Where a line contains the string "name", copy that line.

EXCERPTED DATA:

BEGIN

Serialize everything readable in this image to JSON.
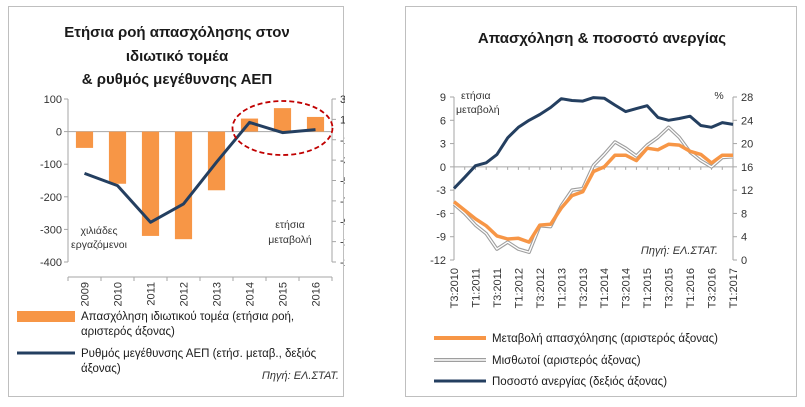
{
  "charts": {
    "left": {
      "title_lines": [
        "Ετήσια ροή απασχόλησης στον",
        "ιδιωτικό τομέα",
        "& ρυθμός μεγέθυνσης ΑΕΠ"
      ],
      "y_left_note": [
        "χιλιάδες",
        "εργαζόμενοι"
      ],
      "y_right_note": [
        "ετήσια",
        "μεταβολή"
      ],
      "legend": [
        {
          "label_lines": [
            "Απασχόληση ιδιωτικού τομέα (ετήσια ροή,",
            "αριστερός άξονας)"
          ]
        },
        {
          "label_lines": [
            "Ρυθμός μεγέθυνσης ΑΕΠ (ετήσ. μεταβ., δεξιός",
            "άξονας)"
          ]
        }
      ],
      "source": "Πηγή: ΕΛ.ΣΤΑΤ."
    },
    "right": {
      "title": "Απασχόληση & ποσοστό ανεργίας",
      "y_left_note": [
        "ετήσια",
        "μεταβολή"
      ],
      "y_right_unit": "%",
      "legend": [
        {
          "label": "Μεταβολή απασχόλησης (αριστερός άξονας)"
        },
        {
          "label": "Μισθωτοί (αριστερός άξονας)"
        },
        {
          "label": "Ποσοστό ανεργίας (δεξιός άξονας)"
        }
      ],
      "source": "Πηγή: ΕΛ.ΣΤΑΤ."
    }
  },
  "colors": {
    "orange": "#f79646",
    "navy": "#243f60",
    "gray": "#9e9e9e",
    "highlight": "#c00000"
  },
  "chart_data": [
    {
      "type": "bar+line",
      "title": "Ετήσια ροή απασχόλησης στον ιδιωτικό τομέα & ρυθμός μεγέθυνσης ΑΕΠ",
      "categories": [
        "2009",
        "2010",
        "2011",
        "2012",
        "2013",
        "2014",
        "2015",
        "2016"
      ],
      "series": [
        {
          "name": "Απασχόληση ιδιωτικού τομέα (ετήσια ροή, αριστερός άξονας)",
          "type": "bar",
          "axis": "left",
          "values": [
            -50,
            -160,
            -320,
            -330,
            -180,
            40,
            72,
            45
          ]
        },
        {
          "name": "Ρυθμός μεγέθυνσης ΑΕΠ (ετήσ. μεταβ., δεξιός άξονας)",
          "type": "line",
          "axis": "right",
          "values": [
            -4.3,
            -5.5,
            -9.1,
            -7.3,
            -3.2,
            0.7,
            -0.3,
            0.0
          ]
        }
      ],
      "y_left": {
        "min": -400,
        "max": 100,
        "ticks": [
          100,
          0,
          -100,
          -200,
          -300,
          -400
        ]
      },
      "y_right": {
        "min": -13,
        "max": 3,
        "ticks": [
          3,
          1,
          -1,
          -3,
          -5,
          -7,
          -9,
          -11,
          -13
        ]
      },
      "highlight_categories": [
        "2014",
        "2015",
        "2016"
      ]
    },
    {
      "type": "line",
      "title": "Απασχόληση & ποσοστό ανεργίας",
      "x": [
        "Τ3:2010",
        "Τ4:2010",
        "Τ1:2011",
        "Τ2:2011",
        "Τ3:2011",
        "Τ4:2011",
        "Τ1:2012",
        "Τ2:2012",
        "Τ3:2012",
        "Τ4:2012",
        "Τ1:2013",
        "Τ2:2013",
        "Τ3:2013",
        "Τ4:2013",
        "Τ1:2014",
        "Τ2:2014",
        "Τ3:2014",
        "Τ4:2014",
        "Τ1:2015",
        "Τ2:2015",
        "Τ3:2015",
        "Τ4:2015",
        "Τ1:2016",
        "Τ2:2016",
        "Τ3:2016",
        "Τ4:2016",
        "Τ1:2017"
      ],
      "x_tick_labels": [
        "Τ3:2010",
        "Τ1:2011",
        "Τ3:2011",
        "Τ1:2012",
        "Τ3:2012",
        "Τ1:2013",
        "Τ3:2013",
        "Τ1:2014",
        "Τ3:2014",
        "Τ1:2015",
        "Τ3:2015",
        "Τ1:2016",
        "Τ3:2016",
        "Τ1:2017"
      ],
      "series": [
        {
          "name": "Μεταβολή απασχόλησης (αριστερός άξονας)",
          "axis": "left",
          "values": [
            -4.5,
            -5.6,
            -6.7,
            -7.6,
            -8.9,
            -9.3,
            -9.2,
            -9.7,
            -7.5,
            -7.4,
            -5.3,
            -3.7,
            -3.2,
            -0.6,
            0.0,
            1.5,
            1.5,
            0.8,
            2.4,
            2.2,
            2.9,
            2.8,
            2.0,
            1.6,
            0.5,
            1.5,
            1.5
          ]
        },
        {
          "name": "Μισθωτοί (αριστερός άξονας)",
          "axis": "left",
          "values": [
            -4.8,
            -6.0,
            -7.5,
            -8.6,
            -10.6,
            -9.7,
            -10.6,
            -11.0,
            -7.6,
            -7.7,
            -5.0,
            -3.0,
            -2.8,
            0.2,
            1.6,
            3.2,
            2.4,
            1.4,
            2.8,
            3.8,
            5.1,
            3.8,
            1.9,
            0.8,
            0.0,
            1.2,
            1.3
          ]
        },
        {
          "name": "Ποσοστό ανεργίας (δεξιός άξονας)",
          "axis": "right",
          "values": [
            12.3,
            14.2,
            16.2,
            16.7,
            18.1,
            21.0,
            22.8,
            24.0,
            25.0,
            26.2,
            27.7,
            27.4,
            27.3,
            27.9,
            27.8,
            26.6,
            25.5,
            26.0,
            26.5,
            24.5,
            24.0,
            24.3,
            24.7,
            23.1,
            22.8,
            23.6,
            23.3
          ]
        }
      ],
      "y_left": {
        "min": -12,
        "max": 9,
        "ticks": [
          9,
          6,
          3,
          0,
          -3,
          -6,
          -9,
          -12
        ]
      },
      "y_right": {
        "min": 0,
        "max": 28,
        "ticks": [
          28,
          24,
          20,
          16,
          12,
          8,
          4,
          0
        ]
      }
    }
  ]
}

END

CORRECT RESULT:
          "name": "Απασχόληση ιδιωτικού τομέα (ετήσια ροή, αριστερός άξονας)",
          "name": "Ρυθμός μεγέθυνσης ΑΕΠ (ετήσ. μεταβ., δεξιός άξονας)",
          "name": "Μεταβολή απασχόλησης (αριστερός άξονας)",
          "name": "Μισθωτοί (αριστερός άξονας)",
          "name": "Ποσοστό ανεργίας (δεξιός άξονας)",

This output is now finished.